* [Short exercise]: Transcribe all records exactly.

* [Record excerpts]:
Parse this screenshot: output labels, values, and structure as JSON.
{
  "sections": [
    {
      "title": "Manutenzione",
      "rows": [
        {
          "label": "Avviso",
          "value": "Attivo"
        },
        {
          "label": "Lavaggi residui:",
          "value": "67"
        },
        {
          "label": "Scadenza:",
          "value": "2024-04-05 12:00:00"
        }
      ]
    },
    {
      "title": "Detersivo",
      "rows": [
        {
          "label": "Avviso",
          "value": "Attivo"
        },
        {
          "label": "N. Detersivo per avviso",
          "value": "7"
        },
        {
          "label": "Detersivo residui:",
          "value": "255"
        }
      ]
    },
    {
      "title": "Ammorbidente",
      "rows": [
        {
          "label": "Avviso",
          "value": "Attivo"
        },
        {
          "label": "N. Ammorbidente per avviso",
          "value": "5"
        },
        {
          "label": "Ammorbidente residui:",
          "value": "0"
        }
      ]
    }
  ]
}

* [Result of this exercise]:
Parse this screenshot: output labels, values, and structure as JSON.
{
  "sections": [
    {
      "title": "Manutenzione",
      "rows": [
        {
          "label": "Avviso",
          "value": "Attivo"
        },
        {
          "label": "Lavaggi residui:",
          "value": "67"
        },
        {
          "label": "Scadenza:",
          "value": "2024-04-05 12:00:00"
        }
      ]
    },
    {
      "title": "Detersivo",
      "rows": [
        {
          "label": "Avviso",
          "value": "Attivo"
        },
        {
          "label": "N. Detersivo per avviso",
          "value": "7"
        },
        {
          "label": "Detersivo residui:",
          "value": "255"
        }
      ]
    },
    {
      "title": "Ammorbidente",
      "rows": [
        {
          "label": "Avviso",
          "value": "Attivo"
        },
        {
          "label": "N. Ammorbidente per avviso",
          "value": "5"
        },
        {
          "label": "Ammorbidente residui:",
          "value": "0"
        }
      ]
    }
  ]
}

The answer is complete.